**Material:**

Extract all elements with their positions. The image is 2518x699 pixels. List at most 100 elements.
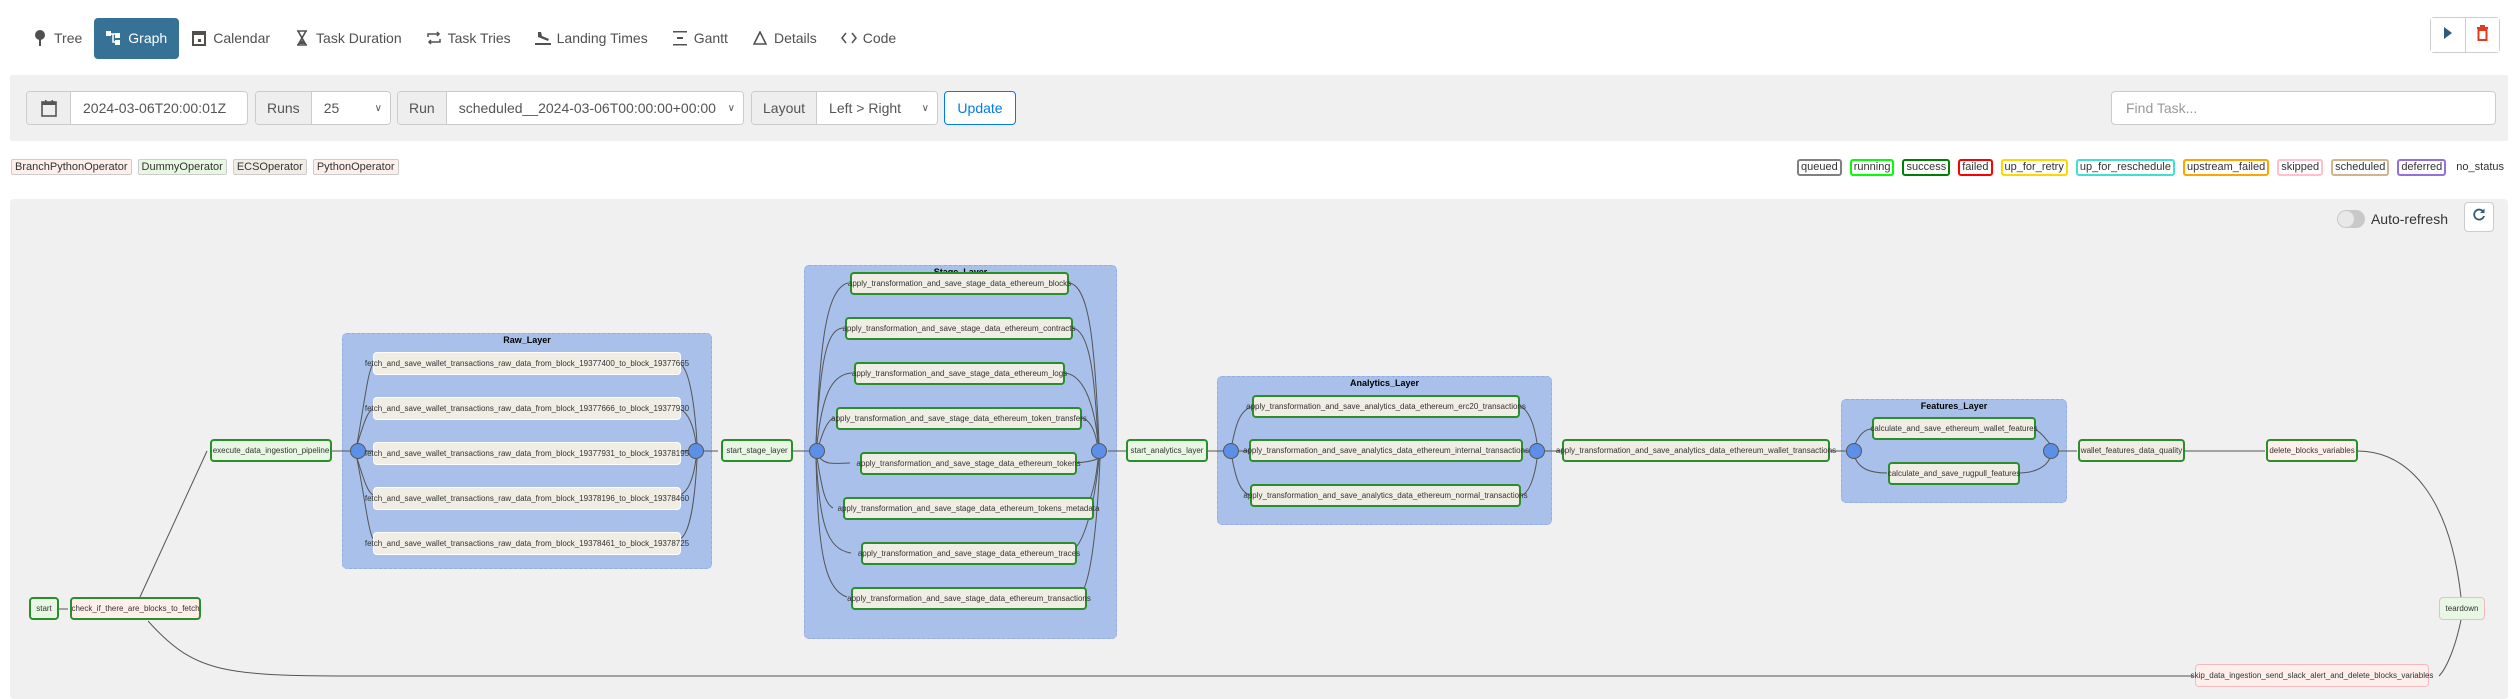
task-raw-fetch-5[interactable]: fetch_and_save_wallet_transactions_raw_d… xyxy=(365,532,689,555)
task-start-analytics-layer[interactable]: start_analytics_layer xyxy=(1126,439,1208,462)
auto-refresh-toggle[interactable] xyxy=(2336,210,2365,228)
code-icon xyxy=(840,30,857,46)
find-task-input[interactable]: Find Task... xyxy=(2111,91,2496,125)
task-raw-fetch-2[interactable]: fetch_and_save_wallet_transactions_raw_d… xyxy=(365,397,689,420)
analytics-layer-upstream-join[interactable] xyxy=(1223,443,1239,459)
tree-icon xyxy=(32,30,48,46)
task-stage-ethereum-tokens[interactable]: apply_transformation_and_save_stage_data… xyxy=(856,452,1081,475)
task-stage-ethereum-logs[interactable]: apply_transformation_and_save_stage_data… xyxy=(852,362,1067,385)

**Short task:** Collect every line of the listing above that contains the string "analytics". Case must match.

**In response:**
task-start-analytics-layer[interactable]: start_analytics_layer xyxy=(1126,439,1208,462)
analytics-layer-upstream-join[interactable] xyxy=(1223,443,1239,459)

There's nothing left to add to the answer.